WHAT TO DO ▸
Transcribe the listing word for word.

EXTRACTED ENTRIES ▸

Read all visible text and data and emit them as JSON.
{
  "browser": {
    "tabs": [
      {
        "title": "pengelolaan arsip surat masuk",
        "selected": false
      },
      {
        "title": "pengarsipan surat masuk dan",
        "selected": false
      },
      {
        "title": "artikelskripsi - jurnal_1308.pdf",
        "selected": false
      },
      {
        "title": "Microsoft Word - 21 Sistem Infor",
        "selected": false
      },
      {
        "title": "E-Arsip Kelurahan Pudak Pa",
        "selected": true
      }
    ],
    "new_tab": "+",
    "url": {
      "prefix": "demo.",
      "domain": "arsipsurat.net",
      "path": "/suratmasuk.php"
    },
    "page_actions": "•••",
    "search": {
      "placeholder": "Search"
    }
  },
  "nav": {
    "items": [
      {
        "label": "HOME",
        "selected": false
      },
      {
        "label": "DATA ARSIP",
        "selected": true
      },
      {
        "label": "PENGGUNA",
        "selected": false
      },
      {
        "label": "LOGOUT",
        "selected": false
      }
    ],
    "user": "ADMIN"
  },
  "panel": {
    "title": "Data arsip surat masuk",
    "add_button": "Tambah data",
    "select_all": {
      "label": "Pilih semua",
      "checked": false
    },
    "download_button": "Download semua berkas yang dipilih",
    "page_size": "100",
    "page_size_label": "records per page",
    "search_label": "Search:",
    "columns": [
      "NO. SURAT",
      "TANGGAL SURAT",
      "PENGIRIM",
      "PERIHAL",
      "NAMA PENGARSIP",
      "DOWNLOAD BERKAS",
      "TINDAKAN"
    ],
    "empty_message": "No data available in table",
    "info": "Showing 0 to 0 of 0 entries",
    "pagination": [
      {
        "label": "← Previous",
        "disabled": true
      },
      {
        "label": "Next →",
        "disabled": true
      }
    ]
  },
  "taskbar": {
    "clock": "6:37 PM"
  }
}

RIGHT ANSWER ▸
Read all visible text and data and emit them as JSON.
{
  "browser": {
    "tabs": [
      {
        "title": "pengelolaan arsip surat masuk",
        "selected": false
      },
      {
        "title": "pengarsipan surat masuk dan",
        "selected": false
      },
      {
        "title": "artikelskripsi - jurnal_1308.pdf",
        "selected": false
      },
      {
        "title": "Microsoft Word - 21 Sistem Infor",
        "selected": false
      },
      {
        "title": "E-Arsip Kelurahan Pudak Pa",
        "selected": true
      }
    ],
    "new_tab": "+",
    "url": {
      "prefix": "demo.",
      "domain": "arsipsurat.net",
      "path": "/suratmasuk.php"
    },
    "page_actions": "•••",
    "search": {
      "placeholder": "Search"
    }
  },
  "nav": {
    "items": [
      {
        "label": "HOME",
        "selected": false
      },
      {
        "label": "DATA ARSIP",
        "selected": true
      },
      {
        "label": "PENGGUNA",
        "selected": false
      },
      {
        "label": "LOGOUT",
        "selected": false
      }
    ],
    "user": "ADMIN"
  },
  "panel": {
    "title": "Data arsip surat masuk",
    "add_button": "Tambah data",
    "select_all": {
      "label": "Pilih semua",
      "checked": false
    },
    "download_button": "Download semua berkas yang dipilih",
    "page_size": "100",
    "page_size_label": "records per page",
    "search_label": "Search:",
    "columns": [
      "NO. SURAT",
      "TANGGAL SURAT",
      "PENGIRIM",
      "PERIHAL",
      "NAMA PENGARSIP",
      "DOWNLOAD BERKAS",
      "TINDAKAN"
    ],
    "empty_message": "No data available in table",
    "info": "Showing 0 to 0 of 0 entries",
    "pagination": [
      {
        "label": "← Previous",
        "disabled": true
      },
      {
        "label": "Next →",
        "disabled": true
      }
    ]
  },
  "taskbar": {
    "clock": "6:37 PM"
  }
}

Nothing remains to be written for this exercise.